* _What is being asked_: Return each line of the material verbatim.
╭─ Rows
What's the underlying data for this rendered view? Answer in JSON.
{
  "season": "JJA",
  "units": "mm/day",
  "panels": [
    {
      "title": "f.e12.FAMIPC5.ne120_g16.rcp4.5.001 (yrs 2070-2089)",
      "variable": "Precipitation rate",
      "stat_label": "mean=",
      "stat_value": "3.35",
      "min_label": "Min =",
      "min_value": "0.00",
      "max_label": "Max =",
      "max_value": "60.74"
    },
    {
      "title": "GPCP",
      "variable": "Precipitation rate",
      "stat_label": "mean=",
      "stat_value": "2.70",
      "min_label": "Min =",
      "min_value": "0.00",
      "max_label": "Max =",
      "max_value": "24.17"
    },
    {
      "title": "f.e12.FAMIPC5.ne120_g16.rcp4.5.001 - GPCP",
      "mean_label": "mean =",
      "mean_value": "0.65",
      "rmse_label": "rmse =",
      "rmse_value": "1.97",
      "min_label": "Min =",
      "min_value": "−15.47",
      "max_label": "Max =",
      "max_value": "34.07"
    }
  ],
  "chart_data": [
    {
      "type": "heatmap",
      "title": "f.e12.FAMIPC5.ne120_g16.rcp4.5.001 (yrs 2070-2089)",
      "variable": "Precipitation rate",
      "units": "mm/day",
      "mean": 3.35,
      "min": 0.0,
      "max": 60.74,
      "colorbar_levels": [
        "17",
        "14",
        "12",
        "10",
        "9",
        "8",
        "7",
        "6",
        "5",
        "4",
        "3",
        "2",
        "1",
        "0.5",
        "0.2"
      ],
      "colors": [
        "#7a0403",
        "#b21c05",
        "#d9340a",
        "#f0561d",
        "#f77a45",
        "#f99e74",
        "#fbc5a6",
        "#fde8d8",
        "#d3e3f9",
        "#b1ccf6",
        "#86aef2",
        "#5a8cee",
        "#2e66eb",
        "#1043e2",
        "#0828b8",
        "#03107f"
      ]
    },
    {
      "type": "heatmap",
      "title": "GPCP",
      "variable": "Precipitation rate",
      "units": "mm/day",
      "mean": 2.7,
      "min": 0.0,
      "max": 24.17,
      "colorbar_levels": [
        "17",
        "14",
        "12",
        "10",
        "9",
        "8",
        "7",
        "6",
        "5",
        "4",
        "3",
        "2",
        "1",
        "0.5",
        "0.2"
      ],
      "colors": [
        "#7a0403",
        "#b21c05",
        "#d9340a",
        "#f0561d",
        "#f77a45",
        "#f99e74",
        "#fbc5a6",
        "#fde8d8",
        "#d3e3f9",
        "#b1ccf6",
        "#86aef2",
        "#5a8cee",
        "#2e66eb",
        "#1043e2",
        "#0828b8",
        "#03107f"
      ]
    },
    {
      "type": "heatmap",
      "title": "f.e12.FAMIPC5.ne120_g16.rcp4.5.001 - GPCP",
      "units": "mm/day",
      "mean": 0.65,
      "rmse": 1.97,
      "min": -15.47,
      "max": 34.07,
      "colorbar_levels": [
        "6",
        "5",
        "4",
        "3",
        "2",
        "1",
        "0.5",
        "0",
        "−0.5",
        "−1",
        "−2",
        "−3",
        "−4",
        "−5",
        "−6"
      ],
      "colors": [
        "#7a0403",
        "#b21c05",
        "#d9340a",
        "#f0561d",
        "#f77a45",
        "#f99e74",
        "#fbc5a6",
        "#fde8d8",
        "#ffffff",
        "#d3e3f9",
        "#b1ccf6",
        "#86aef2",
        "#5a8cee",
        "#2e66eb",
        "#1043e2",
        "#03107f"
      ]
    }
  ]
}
╰─
* _Finished task_:
What's the underlying data for this rendered view? Answer in JSON.
{
  "season": "JJA",
  "units": "mm/day",
  "panels": [
    {
      "title": "f.e12.FAMIPC5.ne120_g16.rcp4.5.001 (yrs 2070-2089)",
      "variable": "Precipitation rate",
      "stat_label": "mean=",
      "stat_value": "3.35",
      "min_label": "Min =",
      "min_value": "0.00",
      "max_label": "Max =",
      "max_value": "60.74"
    },
    {
      "title": "GPCP",
      "variable": "Precipitation rate",
      "stat_label": "mean=",
      "stat_value": "2.70",
      "min_label": "Min =",
      "min_value": "0.00",
      "max_label": "Max =",
      "max_value": "24.17"
    },
    {
      "title": "f.e12.FAMIPC5.ne120_g16.rcp4.5.001 - GPCP",
      "mean_label": "mean =",
      "mean_value": "0.65",
      "rmse_label": "rmse =",
      "rmse_value": "1.97",
      "min_label": "Min =",
      "min_value": "−15.47",
      "max_label": "Max =",
      "max_value": "34.07"
    }
  ],
  "chart_data": [
    {
      "type": "heatmap",
      "title": "f.e12.FAMIPC5.ne120_g16.rcp4.5.001 (yrs 2070-2089)",
      "variable": "Precipitation rate",
      "units": "mm/day",
      "mean": 3.35,
      "min": 0.0,
      "max": 60.74,
      "colorbar_levels": [
        "17",
        "14",
        "12",
        "10",
        "9",
        "8",
        "7",
        "6",
        "5",
        "4",
        "3",
        "2",
        "1",
        "0.5",
        "0.2"
      ],
      "colors": [
        "#7a0403",
        "#b21c05",
        "#d9340a",
        "#f0561d",
        "#f77a45",
        "#f99e74",
        "#fbc5a6",
        "#fde8d8",
        "#d3e3f9",
        "#b1ccf6",
        "#86aef2",
        "#5a8cee",
        "#2e66eb",
        "#1043e2",
        "#0828b8",
        "#03107f"
      ]
    },
    {
      "type": "heatmap",
      "title": "GPCP",
      "variable": "Precipitation rate",
      "units": "mm/day",
      "mean": 2.7,
      "min": 0.0,
      "max": 24.17,
      "colorbar_levels": [
        "17",
        "14",
        "12",
        "10",
        "9",
        "8",
        "7",
        "6",
        "5",
        "4",
        "3",
        "2",
        "1",
        "0.5",
        "0.2"
      ],
      "colors": [
        "#7a0403",
        "#b21c05",
        "#d9340a",
        "#f0561d",
        "#f77a45",
        "#f99e74",
        "#fbc5a6",
        "#fde8d8",
        "#d3e3f9",
        "#b1ccf6",
        "#86aef2",
        "#5a8cee",
        "#2e66eb",
        "#1043e2",
        "#0828b8",
        "#03107f"
      ]
    },
    {
      "type": "heatmap",
      "title": "f.e12.FAMIPC5.ne120_g16.rcp4.5.001 - GPCP",
      "units": "mm/day",
      "mean": 0.65,
      "rmse": 1.97,
      "min": -15.47,
      "max": 34.07,
      "colorbar_levels": [
        "6",
        "5",
        "4",
        "3",
        "2",
        "1",
        "0.5",
        "0",
        "−0.5",
        "−1",
        "−2",
        "−3",
        "−4",
        "−5",
        "−6"
      ],
      "colors": [
        "#7a0403",
        "#b21c05",
        "#d9340a",
        "#f0561d",
        "#f77a45",
        "#f99e74",
        "#fbc5a6",
        "#fde8d8",
        "#ffffff",
        "#d3e3f9",
        "#b1ccf6",
        "#86aef2",
        "#5a8cee",
        "#2e66eb",
        "#1043e2",
        "#03107f"
      ]
    }
  ]
}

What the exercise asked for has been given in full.